___ GIVEN RECORDS

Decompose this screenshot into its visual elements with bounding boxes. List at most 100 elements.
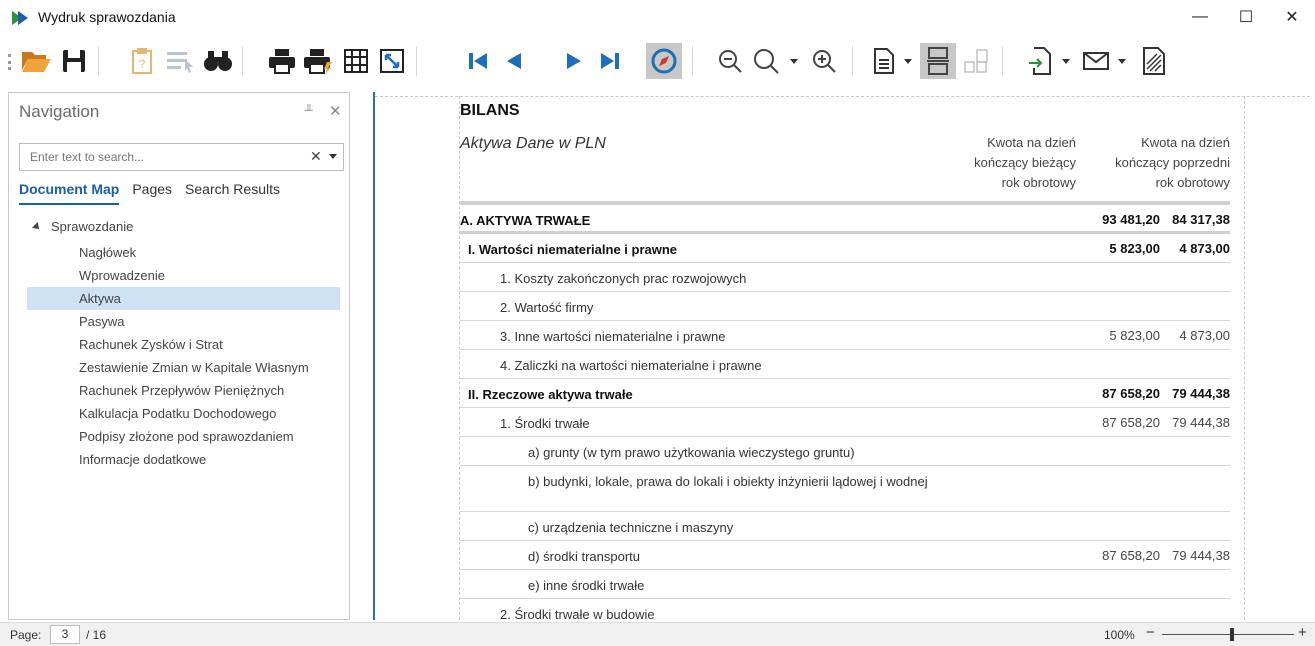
- navigation-compass-icon[interactable]: [646, 43, 682, 79]
- pane-splitter[interactable]: [352, 92, 374, 620]
- zoom-in-icon[interactable]: [806, 43, 842, 79]
- export-dropdown-icon[interactable]: [1062, 59, 1070, 65]
- tree-item[interactable]: Rachunek Przepływów Pieniężnych: [27, 379, 340, 402]
- row-label: 1. Koszty zakończonych prac rozwojowych: [500, 271, 747, 286]
- header-line: rok obrotowy: [1155, 175, 1230, 190]
- row-label: A. AKTYWA TRWAŁE: [460, 213, 591, 228]
- zoom-dropdown-icon[interactable]: [790, 59, 798, 65]
- toolbar-grip[interactable]: [8, 54, 11, 70]
- document-map-tree: Nagłówek Wprowadzenie Aktywa Pasywa Rachunek…: [27, 241, 340, 471]
- row-label: c) urządzenia techniczne i maszyny: [528, 520, 734, 535]
- parameters-icon[interactable]: ?: [124, 43, 160, 79]
- row-label: b) budynki, lokale, prawa do lokali i ob…: [528, 474, 928, 489]
- value-previous-year: 79 444,38: [1172, 415, 1230, 430]
- table-row: d) środki transportu 87 658,20 79 444,38: [460, 541, 1230, 570]
- zoom-out-icon[interactable]: [712, 43, 748, 79]
- tab-pages[interactable]: Pages: [132, 181, 172, 205]
- expand-arrow-icon[interactable]: [32, 221, 42, 232]
- svg-text:?: ?: [139, 57, 146, 71]
- tab-document-map[interactable]: Document Map: [19, 181, 120, 205]
- tree-item[interactable]: Pasywa: [27, 310, 340, 333]
- page-margin-right: [1244, 96, 1245, 620]
- close-icon[interactable]: ✕: [329, 102, 342, 120]
- page-number-input[interactable]: 3: [50, 625, 80, 644]
- previous-page-icon[interactable]: [496, 43, 532, 79]
- value-previous-year: 4 873,00: [1179, 241, 1230, 256]
- editing-fields-icon[interactable]: [162, 43, 198, 79]
- tree-item[interactable]: Aktywa: [27, 287, 340, 310]
- navigation-pane: Navigation ╨ ✕ ✕ Document Map Pages Sear…: [8, 92, 350, 620]
- open-file-icon[interactable]: [18, 43, 54, 79]
- maximize-button[interactable]: ☐: [1223, 0, 1269, 34]
- close-button[interactable]: ✕: [1269, 0, 1315, 34]
- toolbar-separator: [1002, 46, 1003, 76]
- zoom-minus-button[interactable]: −: [1146, 624, 1155, 641]
- row-label: I. Wartości niematerialne i prawne: [468, 242, 678, 257]
- value-previous-year: 84 317,38: [1172, 212, 1230, 227]
- tree-root-node[interactable]: Sprawozdanie: [32, 219, 134, 234]
- chevron-down-icon[interactable]: [329, 154, 337, 160]
- scale-icon[interactable]: [374, 43, 410, 79]
- tab-search-results[interactable]: Search Results: [185, 181, 280, 205]
- minimize-button[interactable]: —: [1177, 0, 1223, 34]
- clear-search-icon[interactable]: ✕: [310, 148, 322, 165]
- row-label: 1. Środki trwałe: [500, 416, 590, 431]
- page-layout-dropdown-icon[interactable]: [904, 59, 912, 65]
- table-row: 1. Środki trwałe 87 658,20 79 444,38: [460, 408, 1230, 437]
- pin-icon[interactable]: ╨: [305, 105, 313, 117]
- row-label: 3. Inne wartości niematerialne i prawne: [500, 329, 726, 344]
- tree-root-label: Sprawozdanie: [51, 219, 134, 234]
- tree-item[interactable]: Wprowadzenie: [27, 264, 340, 287]
- print-icon[interactable]: [264, 43, 300, 79]
- table-row: 2. Wartość firmy: [460, 292, 1230, 321]
- email-dropdown-icon[interactable]: [1118, 59, 1126, 65]
- row-label: e) inne środki trwałe: [528, 578, 645, 593]
- tree-item[interactable]: Informacje dodatkowe: [27, 448, 340, 471]
- report-subtitle: Aktywa Dane w PLN: [460, 135, 606, 152]
- multiple-pages-icon[interactable]: [958, 43, 994, 79]
- watermark-icon[interactable]: [1136, 43, 1172, 79]
- save-icon[interactable]: [56, 43, 92, 79]
- zoom-slider-thumb[interactable]: [1230, 628, 1234, 641]
- page-layout-icon[interactable]: [866, 43, 902, 79]
- toolbar-separator: [852, 46, 853, 76]
- export-icon[interactable]: [1022, 43, 1058, 79]
- last-page-icon[interactable]: [592, 43, 628, 79]
- table-row: b) budynki, lokale, prawa do lokali i ob…: [460, 466, 1230, 512]
- search-input[interactable]: [20, 144, 300, 170]
- window-title: Wydruk sprawozdania: [38, 9, 176, 25]
- value-previous-year: 79 444,38: [1172, 548, 1230, 563]
- send-email-icon[interactable]: [1078, 43, 1114, 79]
- search-box: ✕: [19, 143, 344, 171]
- page-total: / 16: [86, 628, 107, 642]
- header-line: rok obrotowy: [1001, 175, 1076, 190]
- table-row: a) grunty (w tym prawo użytkowania wiecz…: [460, 437, 1230, 466]
- zoom-plus-button[interactable]: +: [1298, 624, 1307, 641]
- header-line: Kwota na dzień: [1141, 135, 1230, 150]
- table-row: II. Rzeczowe aktywa trwałe 87 658,20 79 44…: [460, 379, 1230, 408]
- page-setup-icon[interactable]: [338, 43, 374, 79]
- tree-item[interactable]: Rachunek Zysków i Strat: [27, 333, 340, 356]
- quick-print-icon[interactable]: [300, 43, 336, 79]
- page-label: Page:: [10, 628, 42, 642]
- zoom-icon[interactable]: [748, 43, 784, 79]
- tree-item[interactable]: Kalkulacja Podatku Dochodowego: [27, 402, 340, 425]
- page-margin-top: [375, 96, 1310, 97]
- tree-item[interactable]: Podpisy złożone pod sprawozdaniem: [27, 425, 340, 448]
- column-header-previous-year: Kwota na dzień kończący poprzedni rok ob…: [1083, 133, 1230, 193]
- table-row: e) inne środki trwałe: [460, 570, 1230, 599]
- row-label: 2. Środki trwałe w budowie: [500, 607, 655, 620]
- zoom-slider-track[interactable]: [1162, 634, 1294, 635]
- document-preview[interactable]: BILANS Aktywa Dane w PLN Kwota na dzień …: [375, 92, 1315, 620]
- row-label: 2. Wartość firmy: [500, 300, 594, 315]
- first-page-icon[interactable]: [460, 43, 496, 79]
- toolbar-separator: [98, 46, 99, 76]
- tree-item[interactable]: Zestawienie Zmian w Kapitale Własnym: [27, 356, 340, 379]
- tree-item[interactable]: Nagłówek: [27, 241, 340, 264]
- app-logo-icon: [12, 11, 28, 25]
- table-row: 3. Inne wartości niematerialne i prawne 5…: [460, 321, 1230, 350]
- find-icon[interactable]: [200, 43, 236, 79]
- toolbar-separator: [416, 46, 417, 76]
- continuous-layout-icon[interactable]: [920, 43, 956, 79]
- next-page-icon[interactable]: [556, 43, 592, 79]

______

▶ _DIRECTIVE_: Rewrite the records above with every "toolbar-separator" changed to "toolbar-divider" and everything else left as it is. Leave the pictures out of your answer.

▶ _ANSWER FOR THIS EXERCISE_:
Decompose this screenshot into its visual elements with bounding boxes. List at most 100 elements.
- navigation-compass-icon[interactable]: [646, 43, 682, 79]
- pane-splitter[interactable]: [352, 92, 374, 620]
- zoom-in-icon[interactable]: [806, 43, 842, 79]
- export-dropdown-icon[interactable]: [1062, 59, 1070, 65]
- tree-item[interactable]: Rachunek Przepływów Pieniężnych: [27, 379, 340, 402]
- row-label: 1. Koszty zakończonych prac rozwojowych: [500, 271, 747, 286]
- header-line: rok obrotowy: [1155, 175, 1230, 190]
- row-label: A. AKTYWA TRWAŁE: [460, 213, 591, 228]
- zoom-dropdown-icon[interactable]: [790, 59, 798, 65]
- toolbar-grip[interactable]: [8, 54, 11, 70]
- document-map-tree: Nagłówek Wprowadzenie Aktywa Pasywa Rachunek…: [27, 241, 340, 471]
- row-label: c) urządzenia techniczne i maszyny: [528, 520, 734, 535]
- parameters-icon[interactable]: ?: [124, 43, 160, 79]
- row-label: b) budynki, lokale, prawa do lokali i ob…: [528, 474, 928, 489]
- value-previous-year: 79 444,38: [1172, 415, 1230, 430]
- table-row: d) środki transportu 87 658,20 79 444,38: [460, 541, 1230, 570]
- zoom-out-icon[interactable]: [712, 43, 748, 79]
- tab-pages[interactable]: Pages: [132, 181, 172, 205]
- expand-arrow-icon[interactable]: [32, 221, 42, 232]
- svg-text:?: ?: [139, 57, 146, 71]
- tab-document-map[interactable]: Document Map: [19, 181, 120, 205]
- tree-item[interactable]: Pasywa: [27, 310, 340, 333]
- page-margin-right: [1244, 96, 1245, 620]
- close-icon[interactable]: ✕: [329, 102, 342, 120]
- page-number-input[interactable]: 3: [50, 625, 80, 644]
- previous-page-icon[interactable]: [496, 43, 532, 79]
- value-previous-year: 4 873,00: [1179, 241, 1230, 256]
- editing-fields-icon[interactable]: [162, 43, 198, 79]
- tree-item[interactable]: Aktywa: [27, 287, 340, 310]
- navigation-pane: Navigation ╨ ✕ ✕ Document Map Pages Sear…: [8, 92, 350, 620]
- open-file-icon[interactable]: [18, 43, 54, 79]
- maximize-button[interactable]: ☐: [1223, 0, 1269, 34]
- close-button[interactable]: ✕: [1269, 0, 1315, 34]
- toolbar-divider: [1002, 46, 1003, 76]
- zoom-minus-button[interactable]: −: [1146, 624, 1155, 641]
- row-label: I. Wartości niematerialne i prawne: [468, 242, 678, 257]
- value-previous-year: 84 317,38: [1172, 212, 1230, 227]
- tree-root-node[interactable]: Sprawozdanie: [32, 219, 134, 234]
- chevron-down-icon[interactable]: [329, 154, 337, 160]
- scale-icon[interactable]: [374, 43, 410, 79]
- tab-search-results[interactable]: Search Results: [185, 181, 280, 205]
- minimize-button[interactable]: —: [1177, 0, 1223, 34]
- clear-search-icon[interactable]: ✕: [310, 148, 322, 165]
- row-label: 1. Środki trwałe: [500, 416, 590, 431]
- page-layout-dropdown-icon[interactable]: [904, 59, 912, 65]
- table-row: 1. Środki trwałe 87 658,20 79 444,38: [460, 408, 1230, 437]
- pin-icon[interactable]: ╨: [305, 105, 313, 117]
- row-label: 3. Inne wartości niematerialne i prawne: [500, 329, 726, 344]
- tree-root-label: Sprawozdanie: [51, 219, 134, 234]
- tree-item[interactable]: Wprowadzenie: [27, 264, 340, 287]
- print-icon[interactable]: [264, 43, 300, 79]
- table-row: 2. Wartość firmy: [460, 292, 1230, 321]
- email-dropdown-icon[interactable]: [1118, 59, 1126, 65]
- row-label: e) inne środki trwałe: [528, 578, 645, 593]
- tree-item[interactable]: Informacje dodatkowe: [27, 448, 340, 471]
- report-subtitle: Aktywa Dane w PLN: [460, 135, 606, 152]
- multiple-pages-icon[interactable]: [958, 43, 994, 79]
- watermark-icon[interactable]: [1136, 43, 1172, 79]
- save-icon[interactable]: [56, 43, 92, 79]
- zoom-slider-thumb[interactable]: [1230, 628, 1234, 641]
- page-layout-icon[interactable]: [866, 43, 902, 79]
- toolbar-divider: [852, 46, 853, 76]
- export-icon[interactable]: [1022, 43, 1058, 79]
- last-page-icon[interactable]: [592, 43, 628, 79]
- table-row: b) budynki, lokale, prawa do lokali i ob…: [460, 466, 1230, 512]
- search-input[interactable]: [20, 144, 300, 170]
- window-title: Wydruk sprawozdania: [38, 9, 176, 25]
- value-previous-year: 79 444,38: [1172, 548, 1230, 563]
- send-email-icon[interactable]: [1078, 43, 1114, 79]
- search-box: ✕: [19, 143, 344, 171]
- page-total: / 16: [86, 628, 107, 642]
- header-line: rok obrotowy: [1001, 175, 1076, 190]
- table-row: a) grunty (w tym prawo użytkowania wiecz…: [460, 437, 1230, 466]
- zoom-plus-button[interactable]: +: [1298, 624, 1307, 641]
- header-line: Kwota na dzień: [1141, 135, 1230, 150]
- table-row: II. Rzeczowe aktywa trwałe 87 658,20 79 44…: [460, 379, 1230, 408]
- page-setup-icon[interactable]: [338, 43, 374, 79]
- tree-item[interactable]: Rachunek Zysków i Strat: [27, 333, 340, 356]
- quick-print-icon[interactable]: [300, 43, 336, 79]
- page-label: Page:: [10, 628, 42, 642]
- zoom-icon[interactable]: [748, 43, 784, 79]
- tree-item[interactable]: Kalkulacja Podatku Dochodowego: [27, 402, 340, 425]
- page-margin-top: [375, 96, 1310, 97]
- tree-item[interactable]: Podpisy złożone pod sprawozdaniem: [27, 425, 340, 448]
- column-header-previous-year: Kwota na dzień kończący poprzedni rok ob…: [1083, 133, 1230, 193]
- table-row: e) inne środki trwałe: [460, 570, 1230, 599]
- row-label: 2. Środki trwałe w budowie: [500, 607, 655, 620]
- zoom-slider-track[interactable]: [1162, 634, 1294, 635]
- document-preview[interactable]: BILANS Aktywa Dane w PLN Kwota na dzień …: [375, 92, 1315, 620]
- row-label: 2. Wartość firmy: [500, 300, 594, 315]
- first-page-icon[interactable]: [460, 43, 496, 79]
- toolbar-divider: [98, 46, 99, 76]
- tree-item[interactable]: Zestawienie Zmian w Kapitale Własnym: [27, 356, 340, 379]
- tree-item[interactable]: Nagłówek: [27, 241, 340, 264]
- app-logo-icon: [12, 11, 28, 25]
- table-row: 3. Inne wartości niematerialne i prawne 5…: [460, 321, 1230, 350]
- find-icon[interactable]: [200, 43, 236, 79]
- toolbar-divider: [416, 46, 417, 76]
- continuous-layout-icon[interactable]: [920, 43, 956, 79]
- next-page-icon[interactable]: [556, 43, 592, 79]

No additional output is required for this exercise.